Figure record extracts
>>>>

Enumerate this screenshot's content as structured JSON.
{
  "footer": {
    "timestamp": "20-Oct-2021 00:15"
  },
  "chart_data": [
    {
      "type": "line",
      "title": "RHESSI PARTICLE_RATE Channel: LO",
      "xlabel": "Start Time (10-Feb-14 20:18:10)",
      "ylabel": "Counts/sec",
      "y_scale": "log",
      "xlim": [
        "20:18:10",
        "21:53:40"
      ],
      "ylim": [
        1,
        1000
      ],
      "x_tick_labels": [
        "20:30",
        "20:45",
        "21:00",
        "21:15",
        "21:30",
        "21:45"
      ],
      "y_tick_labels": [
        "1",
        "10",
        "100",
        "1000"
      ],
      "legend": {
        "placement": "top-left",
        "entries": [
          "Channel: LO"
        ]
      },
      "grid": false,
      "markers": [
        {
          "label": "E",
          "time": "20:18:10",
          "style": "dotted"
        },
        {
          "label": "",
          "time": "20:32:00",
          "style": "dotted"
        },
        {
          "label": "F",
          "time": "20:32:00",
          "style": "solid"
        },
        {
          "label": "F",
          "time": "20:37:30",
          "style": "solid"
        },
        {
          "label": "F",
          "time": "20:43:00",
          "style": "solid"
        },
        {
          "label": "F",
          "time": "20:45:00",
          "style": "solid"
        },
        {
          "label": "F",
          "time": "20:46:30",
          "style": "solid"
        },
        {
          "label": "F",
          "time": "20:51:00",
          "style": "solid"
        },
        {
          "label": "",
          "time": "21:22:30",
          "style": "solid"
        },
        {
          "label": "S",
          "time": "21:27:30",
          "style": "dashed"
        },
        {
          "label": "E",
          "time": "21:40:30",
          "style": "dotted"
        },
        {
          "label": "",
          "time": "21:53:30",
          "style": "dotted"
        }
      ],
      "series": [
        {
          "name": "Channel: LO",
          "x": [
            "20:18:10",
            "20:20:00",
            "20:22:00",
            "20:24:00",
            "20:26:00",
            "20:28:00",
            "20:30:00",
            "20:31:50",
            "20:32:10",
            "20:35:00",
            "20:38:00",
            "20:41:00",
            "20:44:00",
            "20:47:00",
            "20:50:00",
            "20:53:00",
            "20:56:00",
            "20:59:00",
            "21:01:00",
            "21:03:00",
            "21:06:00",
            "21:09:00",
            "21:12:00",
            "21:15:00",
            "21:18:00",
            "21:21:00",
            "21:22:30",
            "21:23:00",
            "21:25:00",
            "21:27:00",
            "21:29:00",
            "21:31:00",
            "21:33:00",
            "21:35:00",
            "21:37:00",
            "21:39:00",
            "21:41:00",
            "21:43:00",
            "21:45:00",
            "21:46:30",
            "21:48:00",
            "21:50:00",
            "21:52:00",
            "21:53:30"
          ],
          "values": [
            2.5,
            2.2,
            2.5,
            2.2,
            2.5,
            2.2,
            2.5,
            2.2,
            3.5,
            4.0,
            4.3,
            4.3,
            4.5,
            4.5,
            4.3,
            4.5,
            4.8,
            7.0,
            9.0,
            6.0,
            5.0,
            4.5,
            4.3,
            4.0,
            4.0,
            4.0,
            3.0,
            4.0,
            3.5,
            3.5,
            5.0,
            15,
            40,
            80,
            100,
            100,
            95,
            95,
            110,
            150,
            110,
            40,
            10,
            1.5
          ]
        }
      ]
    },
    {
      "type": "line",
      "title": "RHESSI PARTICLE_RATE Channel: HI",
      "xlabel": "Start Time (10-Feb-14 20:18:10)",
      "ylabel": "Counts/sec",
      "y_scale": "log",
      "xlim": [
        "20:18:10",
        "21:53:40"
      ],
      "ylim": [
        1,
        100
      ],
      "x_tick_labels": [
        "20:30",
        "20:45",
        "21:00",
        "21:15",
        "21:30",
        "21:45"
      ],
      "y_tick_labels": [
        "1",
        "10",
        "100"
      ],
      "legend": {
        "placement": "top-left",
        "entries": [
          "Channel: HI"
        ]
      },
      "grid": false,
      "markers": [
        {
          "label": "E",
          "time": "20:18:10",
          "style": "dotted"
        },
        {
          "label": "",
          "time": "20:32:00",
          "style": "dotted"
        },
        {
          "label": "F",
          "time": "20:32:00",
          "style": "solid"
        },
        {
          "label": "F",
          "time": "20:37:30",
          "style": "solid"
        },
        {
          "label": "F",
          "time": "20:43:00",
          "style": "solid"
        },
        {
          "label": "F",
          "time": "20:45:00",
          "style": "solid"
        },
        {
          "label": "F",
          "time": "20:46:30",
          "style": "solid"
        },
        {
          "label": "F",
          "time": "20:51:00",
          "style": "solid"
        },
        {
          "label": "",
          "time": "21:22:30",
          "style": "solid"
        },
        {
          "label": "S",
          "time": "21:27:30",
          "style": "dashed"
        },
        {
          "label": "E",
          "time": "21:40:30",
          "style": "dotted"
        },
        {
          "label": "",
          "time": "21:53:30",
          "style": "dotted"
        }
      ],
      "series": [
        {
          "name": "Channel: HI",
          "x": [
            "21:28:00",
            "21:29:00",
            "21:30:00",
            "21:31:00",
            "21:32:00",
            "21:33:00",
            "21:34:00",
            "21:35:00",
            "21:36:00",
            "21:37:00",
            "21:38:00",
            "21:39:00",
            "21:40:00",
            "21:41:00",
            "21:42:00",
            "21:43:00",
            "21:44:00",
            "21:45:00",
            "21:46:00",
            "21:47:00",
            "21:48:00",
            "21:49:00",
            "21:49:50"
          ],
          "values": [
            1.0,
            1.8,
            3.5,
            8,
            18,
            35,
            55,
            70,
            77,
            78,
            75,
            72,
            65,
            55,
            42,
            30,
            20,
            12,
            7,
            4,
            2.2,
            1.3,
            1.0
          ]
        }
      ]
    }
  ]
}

<<<<

The task.
Set down every record above exactly as given.

Response below.
Enumerate this screenshot's content as structured JSON.
{
  "footer": {
    "timestamp": "20-Oct-2021 00:15"
  },
  "chart_data": [
    {
      "type": "line",
      "title": "RHESSI PARTICLE_RATE Channel: LO",
      "xlabel": "Start Time (10-Feb-14 20:18:10)",
      "ylabel": "Counts/sec",
      "y_scale": "log",
      "xlim": [
        "20:18:10",
        "21:53:40"
      ],
      "ylim": [
        1,
        1000
      ],
      "x_tick_labels": [
        "20:30",
        "20:45",
        "21:00",
        "21:15",
        "21:30",
        "21:45"
      ],
      "y_tick_labels": [
        "1",
        "10",
        "100",
        "1000"
      ],
      "legend": {
        "placement": "top-left",
        "entries": [
          "Channel: LO"
        ]
      },
      "grid": false,
      "markers": [
        {
          "label": "E",
          "time": "20:18:10",
          "style": "dotted"
        },
        {
          "label": "",
          "time": "20:32:00",
          "style": "dotted"
        },
        {
          "label": "F",
          "time": "20:32:00",
          "style": "solid"
        },
        {
          "label": "F",
          "time": "20:37:30",
          "style": "solid"
        },
        {
          "label": "F",
          "time": "20:43:00",
          "style": "solid"
        },
        {
          "label": "F",
          "time": "20:45:00",
          "style": "solid"
        },
        {
          "label": "F",
          "time": "20:46:30",
          "style": "solid"
        },
        {
          "label": "F",
          "time": "20:51:00",
          "style": "solid"
        },
        {
          "label": "",
          "time": "21:22:30",
          "style": "solid"
        },
        {
          "label": "S",
          "time": "21:27:30",
          "style": "dashed"
        },
        {
          "label": "E",
          "time": "21:40:30",
          "style": "dotted"
        },
        {
          "label": "",
          "time": "21:53:30",
          "style": "dotted"
        }
      ],
      "series": [
        {
          "name": "Channel: LO",
          "x": [
            "20:18:10",
            "20:20:00",
            "20:22:00",
            "20:24:00",
            "20:26:00",
            "20:28:00",
            "20:30:00",
            "20:31:50",
            "20:32:10",
            "20:35:00",
            "20:38:00",
            "20:41:00",
            "20:44:00",
            "20:47:00",
            "20:50:00",
            "20:53:00",
            "20:56:00",
            "20:59:00",
            "21:01:00",
            "21:03:00",
            "21:06:00",
            "21:09:00",
            "21:12:00",
            "21:15:00",
            "21:18:00",
            "21:21:00",
            "21:22:30",
            "21:23:00",
            "21:25:00",
            "21:27:00",
            "21:29:00",
            "21:31:00",
            "21:33:00",
            "21:35:00",
            "21:37:00",
            "21:39:00",
            "21:41:00",
            "21:43:00",
            "21:45:00",
            "21:46:30",
            "21:48:00",
            "21:50:00",
            "21:52:00",
            "21:53:30"
          ],
          "values": [
            2.5,
            2.2,
            2.5,
            2.2,
            2.5,
            2.2,
            2.5,
            2.2,
            3.5,
            4.0,
            4.3,
            4.3,
            4.5,
            4.5,
            4.3,
            4.5,
            4.8,
            7.0,
            9.0,
            6.0,
            5.0,
            4.5,
            4.3,
            4.0,
            4.0,
            4.0,
            3.0,
            4.0,
            3.5,
            3.5,
            5.0,
            15,
            40,
            80,
            100,
            100,
            95,
            95,
            110,
            150,
            110,
            40,
            10,
            1.5
          ]
        }
      ]
    },
    {
      "type": "line",
      "title": "RHESSI PARTICLE_RATE Channel: HI",
      "xlabel": "Start Time (10-Feb-14 20:18:10)",
      "ylabel": "Counts/sec",
      "y_scale": "log",
      "xlim": [
        "20:18:10",
        "21:53:40"
      ],
      "ylim": [
        1,
        100
      ],
      "x_tick_labels": [
        "20:30",
        "20:45",
        "21:00",
        "21:15",
        "21:30",
        "21:45"
      ],
      "y_tick_labels": [
        "1",
        "10",
        "100"
      ],
      "legend": {
        "placement": "top-left",
        "entries": [
          "Channel: HI"
        ]
      },
      "grid": false,
      "markers": [
        {
          "label": "E",
          "time": "20:18:10",
          "style": "dotted"
        },
        {
          "label": "",
          "time": "20:32:00",
          "style": "dotted"
        },
        {
          "label": "F",
          "time": "20:32:00",
          "style": "solid"
        },
        {
          "label": "F",
          "time": "20:37:30",
          "style": "solid"
        },
        {
          "label": "F",
          "time": "20:43:00",
          "style": "solid"
        },
        {
          "label": "F",
          "time": "20:45:00",
          "style": "solid"
        },
        {
          "label": "F",
          "time": "20:46:30",
          "style": "solid"
        },
        {
          "label": "F",
          "time": "20:51:00",
          "style": "solid"
        },
        {
          "label": "",
          "time": "21:22:30",
          "style": "solid"
        },
        {
          "label": "S",
          "time": "21:27:30",
          "style": "dashed"
        },
        {
          "label": "E",
          "time": "21:40:30",
          "style": "dotted"
        },
        {
          "label": "",
          "time": "21:53:30",
          "style": "dotted"
        }
      ],
      "series": [
        {
          "name": "Channel: HI",
          "x": [
            "21:28:00",
            "21:29:00",
            "21:30:00",
            "21:31:00",
            "21:32:00",
            "21:33:00",
            "21:34:00",
            "21:35:00",
            "21:36:00",
            "21:37:00",
            "21:38:00",
            "21:39:00",
            "21:40:00",
            "21:41:00",
            "21:42:00",
            "21:43:00",
            "21:44:00",
            "21:45:00",
            "21:46:00",
            "21:47:00",
            "21:48:00",
            "21:49:00",
            "21:49:50"
          ],
          "values": [
            1.0,
            1.8,
            3.5,
            8,
            18,
            35,
            55,
            70,
            77,
            78,
            75,
            72,
            65,
            55,
            42,
            30,
            20,
            12,
            7,
            4,
            2.2,
            1.3,
            1.0
          ]
        }
      ]
    }
  ]
}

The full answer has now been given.